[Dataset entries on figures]
********

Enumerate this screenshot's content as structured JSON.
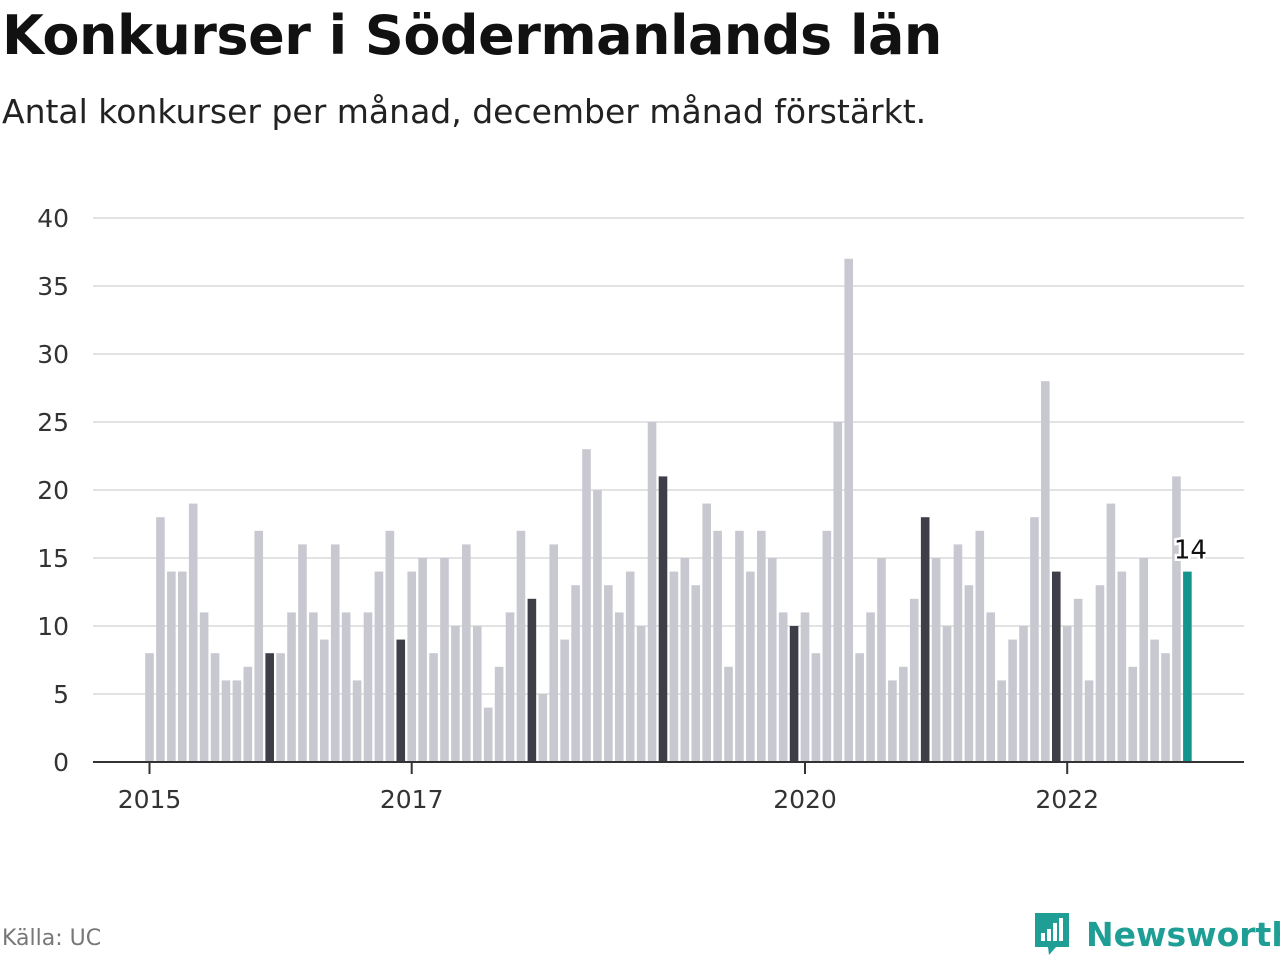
{
  "title": "Konkurser i Södermanlands län",
  "subtitle": "Antal konkurser per månad, december månad förstärkt.",
  "source": "Källa: UC",
  "brand": "Newsworthy",
  "colors": {
    "regular": "#c8c8d0",
    "december": "#3e3e48",
    "latest": "#13958d",
    "grid": "#e3e3e3",
    "axis": "#333333",
    "text": "#333333",
    "brand": "#1f9e95"
  },
  "chart_data": {
    "type": "bar",
    "title": "Konkurser i Södermanlands län",
    "subtitle": "Antal konkurser per månad, december månad förstärkt.",
    "xlabel": "",
    "ylabel": "",
    "ylim": [
      0,
      40
    ],
    "yticks": [
      0,
      5,
      10,
      15,
      20,
      25,
      30,
      35,
      40
    ],
    "x_tick_labels": [
      {
        "label": "2015",
        "index": 0
      },
      {
        "label": "2017",
        "index": 24
      },
      {
        "label": "2020",
        "index": 60
      },
      {
        "label": "2022",
        "index": 84
      }
    ],
    "start": "2015-01",
    "highlight_rule": "december",
    "latest_label": "14",
    "values": [
      8,
      18,
      14,
      14,
      19,
      11,
      8,
      6,
      6,
      7,
      17,
      8,
      8,
      11,
      16,
      11,
      9,
      16,
      11,
      6,
      11,
      14,
      17,
      9,
      14,
      15,
      8,
      15,
      10,
      16,
      10,
      4,
      7,
      11,
      17,
      12,
      5,
      16,
      9,
      13,
      23,
      20,
      13,
      11,
      14,
      10,
      25,
      21,
      14,
      15,
      13,
      19,
      17,
      7,
      17,
      14,
      17,
      15,
      11,
      10,
      11,
      8,
      17,
      25,
      37,
      8,
      11,
      15,
      6,
      7,
      12,
      18,
      15,
      10,
      16,
      13,
      17,
      11,
      6,
      9,
      10,
      18,
      28,
      14,
      10,
      12,
      6,
      13,
      19,
      14,
      7,
      15,
      9,
      8,
      21,
      14
    ]
  }
}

********

Where a line in the material contains "subtitle", copy that line.

  "subtitle": "Antal konkurser per månad, december månad förstärkt.",
    "subtitle": "Antal konkurser per månad, december månad förstärkt.",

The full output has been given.